**AIM**
Write out the records below word for word, please.

[Some records]
+ + + + + + +
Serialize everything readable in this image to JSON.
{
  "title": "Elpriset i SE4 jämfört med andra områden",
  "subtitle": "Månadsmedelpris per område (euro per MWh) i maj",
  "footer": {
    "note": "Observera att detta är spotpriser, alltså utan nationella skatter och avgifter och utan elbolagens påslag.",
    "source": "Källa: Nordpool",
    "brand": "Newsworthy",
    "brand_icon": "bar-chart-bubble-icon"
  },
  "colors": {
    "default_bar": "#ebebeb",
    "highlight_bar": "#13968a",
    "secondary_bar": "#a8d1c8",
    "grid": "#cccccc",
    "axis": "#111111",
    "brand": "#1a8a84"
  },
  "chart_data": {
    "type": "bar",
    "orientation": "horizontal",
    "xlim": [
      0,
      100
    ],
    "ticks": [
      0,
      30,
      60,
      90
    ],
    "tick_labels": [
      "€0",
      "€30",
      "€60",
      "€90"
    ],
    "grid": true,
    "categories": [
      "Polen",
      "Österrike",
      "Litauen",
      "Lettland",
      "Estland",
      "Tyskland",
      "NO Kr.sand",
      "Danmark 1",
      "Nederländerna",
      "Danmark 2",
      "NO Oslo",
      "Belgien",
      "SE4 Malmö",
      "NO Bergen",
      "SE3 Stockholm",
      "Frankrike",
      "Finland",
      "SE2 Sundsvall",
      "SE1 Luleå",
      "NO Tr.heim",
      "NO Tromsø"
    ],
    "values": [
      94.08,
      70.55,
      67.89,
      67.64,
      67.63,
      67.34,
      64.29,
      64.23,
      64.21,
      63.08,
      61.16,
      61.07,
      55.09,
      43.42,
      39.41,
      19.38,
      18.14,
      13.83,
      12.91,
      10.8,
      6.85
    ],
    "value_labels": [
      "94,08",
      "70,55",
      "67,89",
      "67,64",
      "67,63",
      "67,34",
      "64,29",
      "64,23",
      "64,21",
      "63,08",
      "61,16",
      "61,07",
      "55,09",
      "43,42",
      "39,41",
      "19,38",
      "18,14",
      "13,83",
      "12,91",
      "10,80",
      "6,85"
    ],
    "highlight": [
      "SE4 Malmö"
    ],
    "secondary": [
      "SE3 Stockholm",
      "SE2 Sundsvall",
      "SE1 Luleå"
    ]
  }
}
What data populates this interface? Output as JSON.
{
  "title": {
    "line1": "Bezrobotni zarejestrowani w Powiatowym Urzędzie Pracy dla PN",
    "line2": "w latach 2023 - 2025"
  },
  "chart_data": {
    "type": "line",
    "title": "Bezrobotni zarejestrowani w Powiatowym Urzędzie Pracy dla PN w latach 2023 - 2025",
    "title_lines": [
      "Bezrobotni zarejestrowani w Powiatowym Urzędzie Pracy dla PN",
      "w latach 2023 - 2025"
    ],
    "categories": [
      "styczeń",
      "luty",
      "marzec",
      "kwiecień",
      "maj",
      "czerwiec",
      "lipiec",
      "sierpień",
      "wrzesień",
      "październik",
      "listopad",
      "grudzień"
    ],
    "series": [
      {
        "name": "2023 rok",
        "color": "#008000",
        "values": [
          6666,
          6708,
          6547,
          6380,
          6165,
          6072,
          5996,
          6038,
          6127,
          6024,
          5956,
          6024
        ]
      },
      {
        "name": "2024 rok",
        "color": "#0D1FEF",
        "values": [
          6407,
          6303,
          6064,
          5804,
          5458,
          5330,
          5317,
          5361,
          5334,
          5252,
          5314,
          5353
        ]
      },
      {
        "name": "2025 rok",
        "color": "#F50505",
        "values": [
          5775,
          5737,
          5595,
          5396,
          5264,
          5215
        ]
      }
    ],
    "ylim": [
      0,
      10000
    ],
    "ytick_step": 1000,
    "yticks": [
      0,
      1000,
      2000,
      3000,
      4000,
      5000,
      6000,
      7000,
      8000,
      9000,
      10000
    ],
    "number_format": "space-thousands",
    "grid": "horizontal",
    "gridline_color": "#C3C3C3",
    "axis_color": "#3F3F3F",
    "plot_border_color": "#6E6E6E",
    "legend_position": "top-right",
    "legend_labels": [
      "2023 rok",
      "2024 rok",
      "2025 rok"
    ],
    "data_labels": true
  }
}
+ + + + + + +
**CORRECT ANSWER**
Serialize everything readable in this image to JSON.
{
  "title": "Elpriset i SE4 jämfört med andra områden",
  "subtitle": "Månadsmedelpris per område (euro per MWh) i maj",
  "footer": {
    "note": "Observera att detta är spotpriser, alltså utan nationella skatter och avgifter och utan elbolagens påslag.",
    "source": "Källa: Nordpool",
    "brand": "Newsworthy",
    "brand_icon": "bar-chart-bubble-icon"
  },
  "colors": {
    "default_bar": "#ebebeb",
    "highlight_bar": "#13968a",
    "secondary_bar": "#a8d1c8",
    "grid": "#cccccc",
    "axis": "#111111",
    "brand": "#1a8a84"
  },
  "chart_data": {
    "type": "bar",
    "orientation": "horizontal",
    "xlim": [
      0,
      100
    ],
    "ticks": [
      0,
      30,
      60,
      90
    ],
    "tick_labels": [
      "€0",
      "€30",
      "€60",
      "€90"
    ],
    "grid": true,
    "categories": [
      "Polen",
      "Österrike",
      "Litauen",
      "Lettland",
      "Estland",
      "Tyskland",
      "NO Kr.sand",
      "Danmark 1",
      "Nederländerna",
      "Danmark 2",
      "NO Oslo",
      "Belgien",
      "SE4 Malmö",
      "NO Bergen",
      "SE3 Stockholm",
      "Frankrike",
      "Finland",
      "SE2 Sundsvall",
      "SE1 Luleå",
      "NO Tr.heim",
      "NO Tromsø"
    ],
    "values": [
      94.08,
      70.55,
      67.89,
      67.64,
      67.63,
      67.34,
      64.29,
      64.23,
      64.21,
      63.08,
      61.16,
      61.07,
      55.09,
      43.42,
      39.41,
      19.38,
      18.14,
      13.83,
      12.91,
      10.8,
      6.85
    ],
    "value_labels": [
      "94,08",
      "70,55",
      "67,89",
      "67,64",
      "67,63",
      "67,34",
      "64,29",
      "64,23",
      "64,21",
      "63,08",
      "61,16",
      "61,07",
      "55,09",
      "43,42",
      "39,41",
      "19,38",
      "18,14",
      "13,83",
      "12,91",
      "10,80",
      "6,85"
    ],
    "highlight": [
      "SE4 Malmö"
    ],
    "secondary": [
      "SE3 Stockholm",
      "SE2 Sundsvall",
      "SE1 Luleå"
    ]
  }
}
What data populates this interface? Output as JSON.
{
  "title": {
    "line1": "Bezrobotni zarejestrowani w Powiatowym Urzędzie Pracy dla PN",
    "line2": "w latach 2023 - 2025"
  },
  "chart_data": {
    "type": "line",
    "title": "Bezrobotni zarejestrowani w Powiatowym Urzędzie Pracy dla PN w latach 2023 - 2025",
    "title_lines": [
      "Bezrobotni zarejestrowani w Powiatowym Urzędzie Pracy dla PN",
      "w latach 2023 - 2025"
    ],
    "categories": [
      "styczeń",
      "luty",
      "marzec",
      "kwiecień",
      "maj",
      "czerwiec",
      "lipiec",
      "sierpień",
      "wrzesień",
      "październik",
      "listopad",
      "grudzień"
    ],
    "series": [
      {
        "name": "2023 rok",
        "color": "#008000",
        "values": [
          6666,
          6708,
          6547,
          6380,
          6165,
          6072,
          5996,
          6038,
          6127,
          6024,
          5956,
          6024
        ]
      },
      {
        "name": "2024 rok",
        "color": "#0D1FEF",
        "values": [
          6407,
          6303,
          6064,
          5804,
          5458,
          5330,
          5317,
          5361,
          5334,
          5252,
          5314,
          5353
        ]
      },
      {
        "name": "2025 rok",
        "color": "#F50505",
        "values": [
          5775,
          5737,
          5595,
          5396,
          5264,
          5215
        ]
      }
    ],
    "ylim": [
      0,
      10000
    ],
    "ytick_step": 1000,
    "yticks": [
      0,
      1000,
      2000,
      3000,
      4000,
      5000,
      6000,
      7000,
      8000,
      9000,
      10000
    ],
    "number_format": "space-thousands",
    "grid": "horizontal",
    "gridline_color": "#C3C3C3",
    "axis_color": "#3F3F3F",
    "plot_border_color": "#6E6E6E",
    "legend_position": "top-right",
    "legend_labels": [
      "2023 rok",
      "2024 rok",
      "2025 rok"
    ],
    "data_labels": true
  }
}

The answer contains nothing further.